_Records supplied_
....
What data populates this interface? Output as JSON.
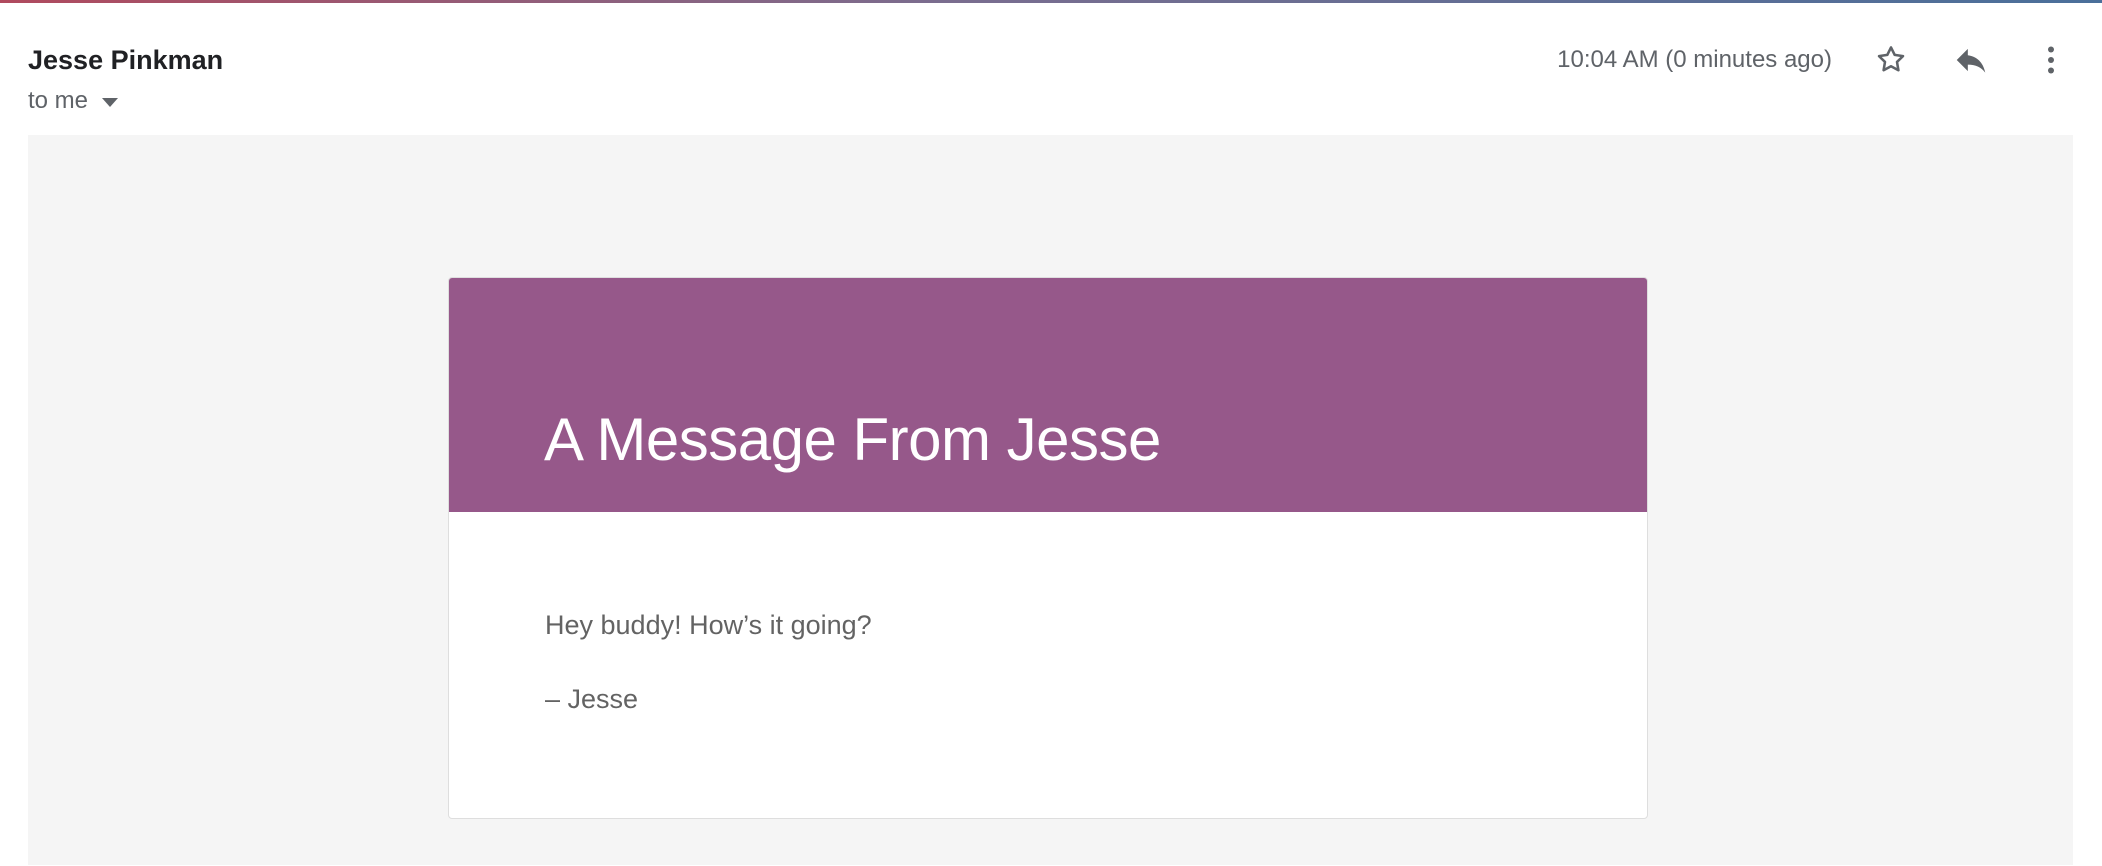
{
  "email": {
    "sender_name": "Jesse Pinkman",
    "recipient_label": "to me",
    "timestamp": "10:04 AM (0 minutes ago)"
  },
  "actions": {
    "star_icon": "star-outline-icon",
    "reply_icon": "reply-icon",
    "more_icon": "more-vertical-icon"
  },
  "message": {
    "banner_title": "A Message From Jesse",
    "greeting": "Hey buddy! How’s it going?",
    "signature": "– Jesse"
  },
  "colors": {
    "banner": "#96588a",
    "canvas": "#f5f5f5",
    "body_text": "#636363"
  }
}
....
_Problem to work on_
Look through the records and gather every line containing "icon".

_Answer to this exercise_
    "star_icon": "star-outline-icon",
    "reply_icon": "reply-icon",
    "more_icon": "more-vertical-icon"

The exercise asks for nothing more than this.